==== RECORDS SHOWN ====

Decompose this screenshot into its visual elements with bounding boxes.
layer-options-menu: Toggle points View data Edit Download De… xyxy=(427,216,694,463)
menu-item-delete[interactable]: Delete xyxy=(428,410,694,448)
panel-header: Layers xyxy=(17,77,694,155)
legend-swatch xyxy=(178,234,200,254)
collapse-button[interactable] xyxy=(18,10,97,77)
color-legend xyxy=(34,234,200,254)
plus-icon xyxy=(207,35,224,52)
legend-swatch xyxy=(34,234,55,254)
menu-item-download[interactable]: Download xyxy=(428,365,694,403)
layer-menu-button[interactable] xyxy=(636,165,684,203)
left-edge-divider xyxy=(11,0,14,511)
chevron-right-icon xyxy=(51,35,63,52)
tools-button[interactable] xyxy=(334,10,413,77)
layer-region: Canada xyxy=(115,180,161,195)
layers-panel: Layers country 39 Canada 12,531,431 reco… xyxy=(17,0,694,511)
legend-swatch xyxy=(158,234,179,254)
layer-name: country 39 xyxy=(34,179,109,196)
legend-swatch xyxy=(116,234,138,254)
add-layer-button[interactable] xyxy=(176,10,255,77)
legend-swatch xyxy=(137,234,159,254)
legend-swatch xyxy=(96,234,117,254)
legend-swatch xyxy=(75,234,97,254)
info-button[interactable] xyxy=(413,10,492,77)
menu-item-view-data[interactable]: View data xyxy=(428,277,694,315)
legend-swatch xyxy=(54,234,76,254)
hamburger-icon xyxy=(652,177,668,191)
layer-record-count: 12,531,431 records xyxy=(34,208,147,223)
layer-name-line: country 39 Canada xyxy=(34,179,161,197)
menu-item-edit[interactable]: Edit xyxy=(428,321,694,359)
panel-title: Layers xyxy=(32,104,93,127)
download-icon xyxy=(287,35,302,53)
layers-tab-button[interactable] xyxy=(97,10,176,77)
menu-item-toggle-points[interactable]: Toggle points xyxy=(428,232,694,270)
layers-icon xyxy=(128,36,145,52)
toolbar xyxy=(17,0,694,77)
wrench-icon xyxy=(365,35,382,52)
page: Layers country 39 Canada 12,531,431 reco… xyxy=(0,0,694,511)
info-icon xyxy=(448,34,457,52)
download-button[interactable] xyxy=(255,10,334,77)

====
==== RECORDS SHOWN ====

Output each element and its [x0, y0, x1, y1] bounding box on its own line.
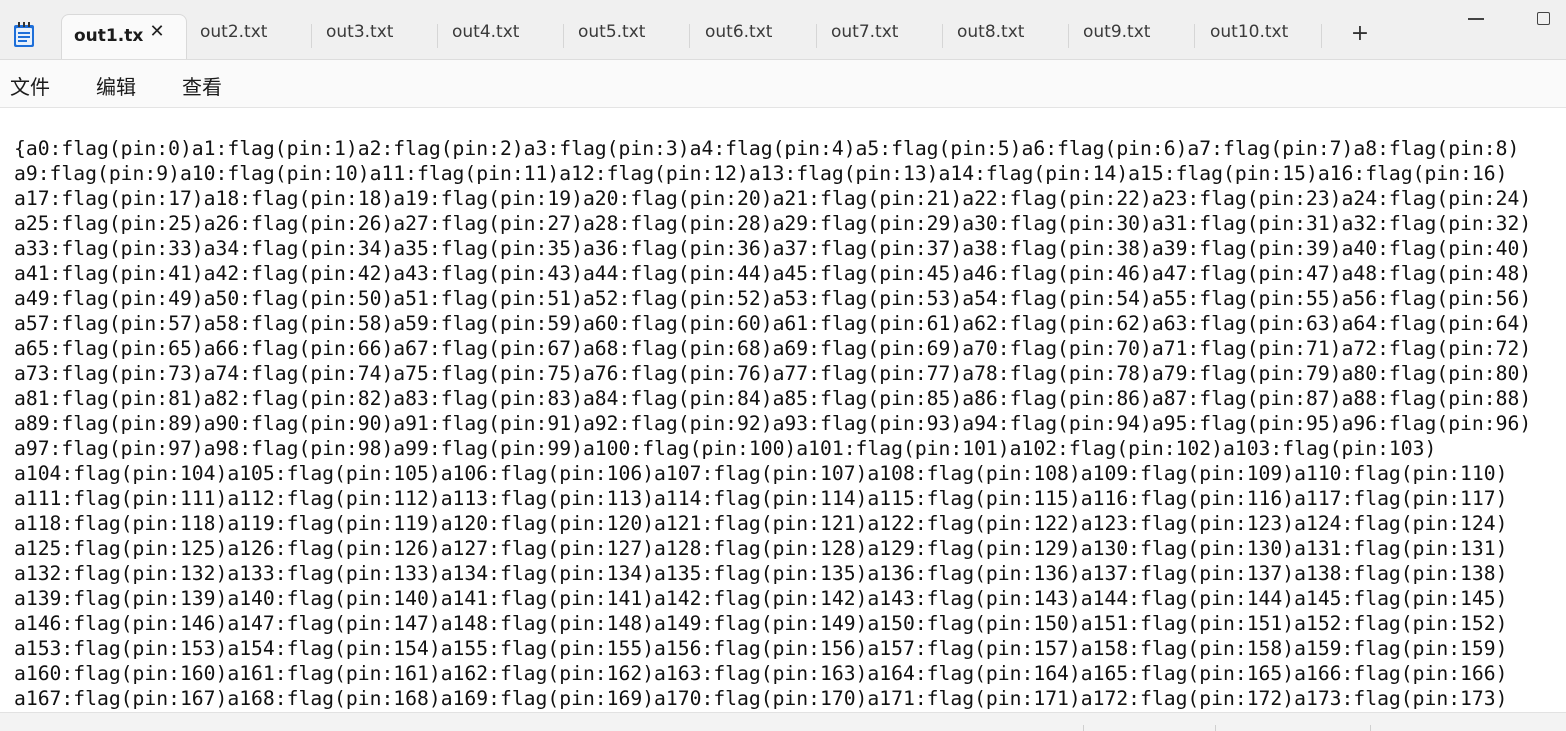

====

- [WRITTEN INSTRUCTION] Copy the listing verbatim from the line containing "Decompose this screenshot" to the line containing "menu-item-view-data[interactable]: View data", both of those lines included.

- [RESULT OF THE EXERCISE]
Decompose this screenshot into its visual elements with bounding boxes.
layer-options-menu: Toggle points View data Edit Download De… xyxy=(427,216,694,463)
menu-item-delete[interactable]: Delete xyxy=(428,410,694,448)
panel-header: Layers xyxy=(17,77,694,155)
legend-swatch xyxy=(178,234,200,254)
collapse-button[interactable] xyxy=(18,10,97,77)
color-legend xyxy=(34,234,200,254)
plus-icon xyxy=(207,35,224,52)
legend-swatch xyxy=(34,234,55,254)
menu-item-download[interactable]: Download xyxy=(428,365,694,403)
layer-menu-button[interactable] xyxy=(636,165,684,203)
left-edge-divider xyxy=(11,0,14,511)
chevron-right-icon xyxy=(51,35,63,52)
tools-button[interactable] xyxy=(334,10,413,77)
layer-region: Canada xyxy=(115,180,161,195)
layers-panel: Layers country 39 Canada 12,531,431 reco… xyxy=(17,0,694,511)
legend-swatch xyxy=(158,234,179,254)
layer-name: country 39 xyxy=(34,179,109,196)
legend-swatch xyxy=(116,234,138,254)
add-layer-button[interactable] xyxy=(176,10,255,77)
legend-swatch xyxy=(137,234,159,254)
legend-swatch xyxy=(96,234,117,254)
legend-swatch xyxy=(75,234,97,254)
info-button[interactable] xyxy=(413,10,492,77)
menu-item-view-data[interactable]: View data xyxy=(428,277,694,315)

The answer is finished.